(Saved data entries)
==================================================

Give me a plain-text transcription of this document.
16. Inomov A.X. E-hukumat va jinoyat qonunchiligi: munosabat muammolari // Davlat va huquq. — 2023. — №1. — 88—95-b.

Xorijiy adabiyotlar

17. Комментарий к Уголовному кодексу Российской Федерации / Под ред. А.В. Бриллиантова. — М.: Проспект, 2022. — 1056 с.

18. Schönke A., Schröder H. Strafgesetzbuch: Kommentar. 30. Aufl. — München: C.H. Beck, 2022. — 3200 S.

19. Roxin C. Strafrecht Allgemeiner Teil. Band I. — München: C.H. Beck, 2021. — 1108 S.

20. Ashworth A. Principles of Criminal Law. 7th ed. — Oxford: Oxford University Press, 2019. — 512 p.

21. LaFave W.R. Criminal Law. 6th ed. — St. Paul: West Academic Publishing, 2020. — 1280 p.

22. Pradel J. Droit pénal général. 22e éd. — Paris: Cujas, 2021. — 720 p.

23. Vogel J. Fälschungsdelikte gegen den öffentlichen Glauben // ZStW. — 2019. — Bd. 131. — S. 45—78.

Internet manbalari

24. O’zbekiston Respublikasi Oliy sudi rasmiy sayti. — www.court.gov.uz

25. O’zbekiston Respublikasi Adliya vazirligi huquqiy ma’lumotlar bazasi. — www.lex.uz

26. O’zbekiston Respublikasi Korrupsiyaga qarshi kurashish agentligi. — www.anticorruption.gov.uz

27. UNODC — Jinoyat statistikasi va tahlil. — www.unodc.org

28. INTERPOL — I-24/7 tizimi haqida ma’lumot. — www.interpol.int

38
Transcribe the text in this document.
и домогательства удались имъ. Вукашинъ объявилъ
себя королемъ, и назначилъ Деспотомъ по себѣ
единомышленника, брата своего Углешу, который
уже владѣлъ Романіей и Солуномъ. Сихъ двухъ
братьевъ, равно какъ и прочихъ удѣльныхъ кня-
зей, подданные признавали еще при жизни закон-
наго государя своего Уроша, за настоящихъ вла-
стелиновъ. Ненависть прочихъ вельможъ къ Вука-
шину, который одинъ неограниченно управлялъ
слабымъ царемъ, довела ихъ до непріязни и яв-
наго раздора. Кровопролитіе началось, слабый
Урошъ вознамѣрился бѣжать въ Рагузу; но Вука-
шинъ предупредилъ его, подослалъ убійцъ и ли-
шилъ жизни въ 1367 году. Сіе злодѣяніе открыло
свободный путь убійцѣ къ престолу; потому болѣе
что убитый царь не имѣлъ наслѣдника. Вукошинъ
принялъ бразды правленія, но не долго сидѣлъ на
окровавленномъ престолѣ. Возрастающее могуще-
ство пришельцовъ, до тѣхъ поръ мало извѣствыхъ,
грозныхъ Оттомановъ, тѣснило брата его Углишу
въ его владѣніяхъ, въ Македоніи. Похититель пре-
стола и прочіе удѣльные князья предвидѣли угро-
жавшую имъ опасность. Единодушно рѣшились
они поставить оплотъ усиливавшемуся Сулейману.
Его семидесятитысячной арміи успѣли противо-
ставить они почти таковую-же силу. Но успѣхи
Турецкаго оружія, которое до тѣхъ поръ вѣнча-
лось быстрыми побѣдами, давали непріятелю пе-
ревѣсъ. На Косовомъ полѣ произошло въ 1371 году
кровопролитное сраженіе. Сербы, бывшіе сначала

==================================================

Exercise prompt:
Extract all lines containing the word "своего".

Answer to this exercise:
единомышленника, брата своего Углешу, который
наго государя своего Уроша, за настоящихъ вла-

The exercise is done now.